Given data —
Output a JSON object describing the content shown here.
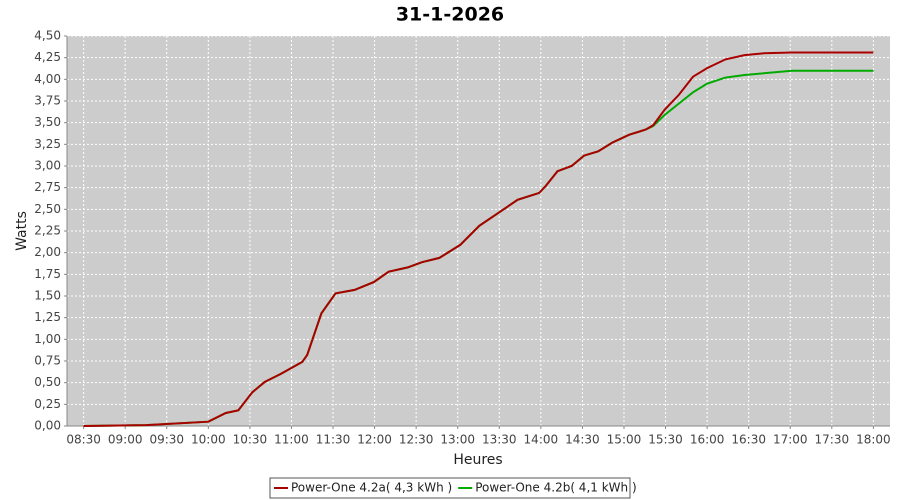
{
  "chart_data": {
    "type": "line",
    "title": "31-1-2026",
    "x_label": "Heures",
    "y_label": "Watts",
    "x": [
      8.5,
      9.25,
      10.0,
      10.21,
      10.36,
      10.53,
      10.68,
      10.87,
      11.13,
      11.19,
      11.36,
      11.53,
      11.76,
      11.99,
      12.17,
      12.4,
      12.57,
      12.78,
      13.03,
      13.26,
      13.49,
      13.72,
      13.98,
      14.06,
      14.2,
      14.37,
      14.52,
      14.69,
      14.86,
      15.06,
      15.26,
      15.35,
      15.49,
      15.66,
      15.83,
      16.0,
      16.22,
      16.45,
      16.68,
      17.02,
      17.5,
      18.0
    ],
    "series": [
      {
        "name": "Power-One 4.2a( 4,3 kWh )",
        "color": "#aa0000",
        "values": [
          0,
          0.01,
          0.05,
          0.15,
          0.18,
          0.39,
          0.51,
          0.6,
          0.74,
          0.82,
          1.3,
          1.53,
          1.57,
          1.66,
          1.78,
          1.83,
          1.89,
          1.94,
          2.09,
          2.31,
          2.46,
          2.61,
          2.69,
          2.77,
          2.94,
          3.0,
          3.12,
          3.17,
          3.27,
          3.36,
          3.42,
          3.47,
          3.65,
          3.82,
          4.03,
          4.13,
          4.23,
          4.28,
          4.3,
          4.31,
          4.31,
          4.31
        ]
      },
      {
        "name": "Power-One 4.2b( 4,1 kWh )",
        "color": "#00aa00",
        "values": [
          0,
          0.01,
          0.05,
          0.15,
          0.18,
          0.39,
          0.51,
          0.6,
          0.74,
          0.82,
          1.3,
          1.53,
          1.57,
          1.66,
          1.78,
          1.83,
          1.89,
          1.94,
          2.09,
          2.31,
          2.46,
          2.61,
          2.69,
          2.77,
          2.94,
          3.0,
          3.12,
          3.17,
          3.27,
          3.36,
          3.42,
          3.46,
          3.59,
          3.72,
          3.85,
          3.95,
          4.02,
          4.05,
          4.07,
          4.1,
          4.1,
          4.1
        ]
      }
    ],
    "xlim": [
      8.3,
      18.2
    ],
    "ylim": [
      0,
      4.5
    ],
    "grid": true,
    "xticks": [
      {
        "value": 8.5,
        "label": "08:30"
      },
      {
        "value": 9,
        "label": "09:00"
      },
      {
        "value": 9.5,
        "label": "09:30"
      },
      {
        "value": 10,
        "label": "10:00"
      },
      {
        "value": 10.5,
        "label": "10:30"
      },
      {
        "value": 11,
        "label": "11:00"
      },
      {
        "value": 11.5,
        "label": "11:30"
      },
      {
        "value": 12,
        "label": "12:00"
      },
      {
        "value": 12.5,
        "label": "12:30"
      },
      {
        "value": 13,
        "label": "13:00"
      },
      {
        "value": 13.5,
        "label": "13:30"
      },
      {
        "value": 14,
        "label": "14:00"
      },
      {
        "value": 14.5,
        "label": "14:30"
      },
      {
        "value": 15,
        "label": "15:00"
      },
      {
        "value": 15.5,
        "label": "15:30"
      },
      {
        "value": 16,
        "label": "16:00"
      },
      {
        "value": 16.5,
        "label": "16:30"
      },
      {
        "value": 17,
        "label": "17:00"
      },
      {
        "value": 17.5,
        "label": "17:30"
      },
      {
        "value": 18,
        "label": "18:00"
      }
    ],
    "yticks": [
      {
        "value": 0,
        "label": "0,00"
      },
      {
        "value": 0.25,
        "label": "0,25"
      },
      {
        "value": 0.5,
        "label": "0,50"
      },
      {
        "value": 0.75,
        "label": "0,75"
      },
      {
        "value": 1,
        "label": "1,00"
      },
      {
        "value": 1.25,
        "label": "1,25"
      },
      {
        "value": 1.5,
        "label": "1,50"
      },
      {
        "value": 1.75,
        "label": "1,75"
      },
      {
        "value": 2,
        "label": "2,00"
      },
      {
        "value": 2.25,
        "label": "2,25"
      },
      {
        "value": 2.5,
        "label": "2,50"
      },
      {
        "value": 2.75,
        "label": "2,75"
      },
      {
        "value": 3,
        "label": "3,00"
      },
      {
        "value": 3.25,
        "label": "3,25"
      },
      {
        "value": 3.5,
        "label": "3,50"
      },
      {
        "value": 3.75,
        "label": "3,75"
      },
      {
        "value": 4,
        "label": "4,00"
      },
      {
        "value": 4.25,
        "label": "4,25"
      },
      {
        "value": 4.5,
        "label": "4,50"
      }
    ]
  }
}
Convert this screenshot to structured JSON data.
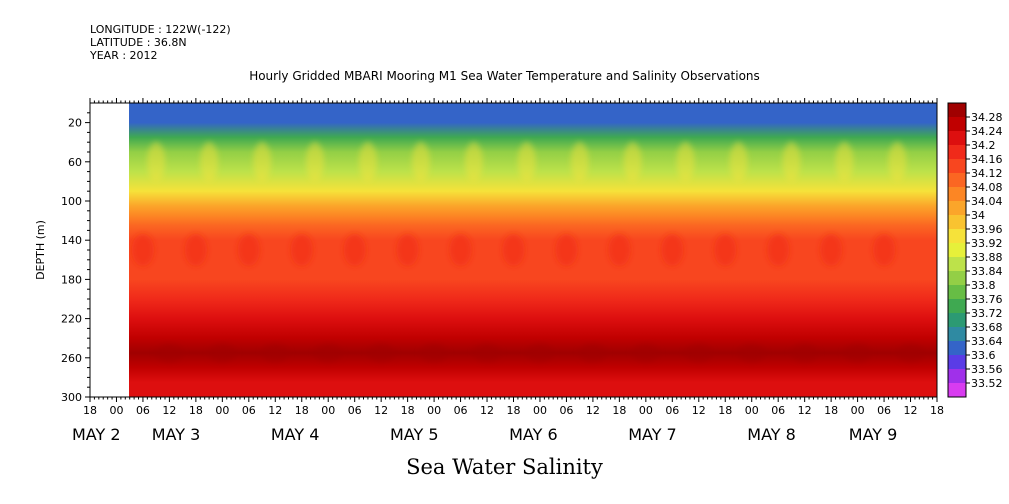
{
  "meta": {
    "longitude": "LONGITUDE : 122W(-122)",
    "latitude": "LATITUDE : 36.8N",
    "year": "YEAR : 2012"
  },
  "title": "Hourly Gridded MBARI Mooring M1 Sea Water Temperature and Salinity Observations",
  "bottom_title": "Sea Water Salinity",
  "chart_data": {
    "type": "heatmap",
    "title": "Hourly Gridded MBARI Mooring M1 Sea Water Temperature and Salinity Observations",
    "variable": "Sea Water Salinity",
    "xlabel": "",
    "ylabel": "DEPTH (m)",
    "ylim": [
      300,
      0
    ],
    "y_ticks": [
      20,
      60,
      100,
      140,
      180,
      220,
      260,
      300
    ],
    "x_range_hours": [
      -6,
      186
    ],
    "data_start_hour": 2,
    "x_tick_hours": [
      -6,
      0,
      6,
      12,
      18,
      24,
      30,
      36,
      42,
      48,
      54,
      60,
      66,
      72,
      78,
      84,
      90,
      96,
      102,
      108,
      114,
      120,
      126,
      132,
      138,
      144,
      150,
      156,
      162,
      168,
      174,
      180,
      186
    ],
    "x_tick_labels": [
      "18",
      "00",
      "06",
      "12",
      "18",
      "00",
      "06",
      "12",
      "18",
      "00",
      "06",
      "12",
      "18",
      "00",
      "06",
      "12",
      "18",
      "00",
      "06",
      "12",
      "18",
      "00",
      "06",
      "12",
      "18",
      "00",
      "06",
      "12",
      "18",
      "00",
      "06",
      "12",
      "18"
    ],
    "day_labels": [
      {
        "hour": -24,
        "label": "MAY  2"
      },
      {
        "hour": 8,
        "label": "MAY  3"
      },
      {
        "hour": 35,
        "label": "MAY  4"
      },
      {
        "hour": 62,
        "label": "MAY  5"
      },
      {
        "hour": 89,
        "label": "MAY  6"
      },
      {
        "hour": 116,
        "label": "MAY  7"
      },
      {
        "hour": 143,
        "label": "MAY  8"
      },
      {
        "hour": 166,
        "label": "MAY  9"
      }
    ],
    "colorbar_levels": [
      "34.28",
      "34.24",
      "34.2",
      "34.16",
      "34.12",
      "34.08",
      "34.04",
      "34",
      "33.96",
      "33.92",
      "33.88",
      "33.84",
      "33.8",
      "33.76",
      "33.72",
      "33.68",
      "33.64",
      "33.6",
      "33.56",
      "33.52"
    ],
    "colorbar_colors": [
      "#a00000",
      "#c00000",
      "#dd0f0f",
      "#f02a1a",
      "#f8461f",
      "#fb6622",
      "#fc8624",
      "#fba52a",
      "#f9c330",
      "#f6e23a",
      "#e6f03a",
      "#bde24a",
      "#93cf46",
      "#67bd45",
      "#3fa951",
      "#2c9a73",
      "#2f8aa2",
      "#3464c8",
      "#5a3ce6",
      "#a030ea",
      "#d83cf0"
    ],
    "depth_profile": [
      {
        "depth": 10,
        "salinity": 33.64
      },
      {
        "depth": 20,
        "salinity": 33.66
      },
      {
        "depth": 35,
        "salinity": 33.76
      },
      {
        "depth": 50,
        "salinity": 33.84
      },
      {
        "depth": 70,
        "salinity": 33.88
      },
      {
        "depth": 90,
        "salinity": 33.94
      },
      {
        "depth": 105,
        "salinity": 34.0
      },
      {
        "depth": 115,
        "salinity": 34.03
      },
      {
        "depth": 125,
        "salinity": 34.07
      },
      {
        "depth": 140,
        "salinity": 34.12
      },
      {
        "depth": 160,
        "salinity": 34.13
      },
      {
        "depth": 180,
        "salinity": 34.13
      },
      {
        "depth": 200,
        "salinity": 34.15
      },
      {
        "depth": 220,
        "salinity": 34.19
      },
      {
        "depth": 240,
        "salinity": 34.23
      },
      {
        "depth": 255,
        "salinity": 34.26
      },
      {
        "depth": 270,
        "salinity": 34.22
      },
      {
        "depth": 285,
        "salinity": 34.2
      },
      {
        "depth": 300,
        "salinity": 34.18
      }
    ]
  }
}
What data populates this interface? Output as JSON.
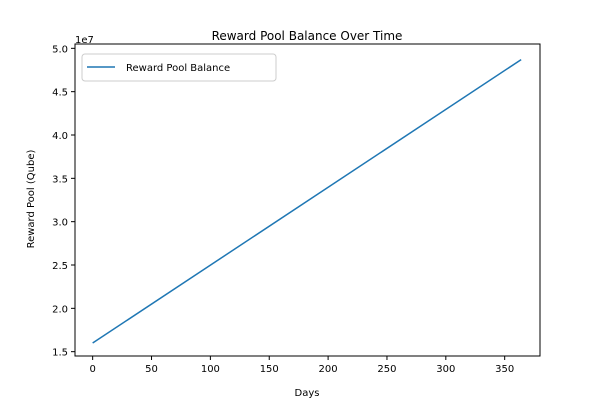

Exercise directions — Where a line holds "Gridded", copy it out.

Solution to this problem —
  "title": "Hourly Gridded MBARI Mooring M1 Sea Water Temperature and Salinity Observations",
    "title": "Hourly Gridded MBARI Mooring M1 Sea Water Temperature and Salinity Observations",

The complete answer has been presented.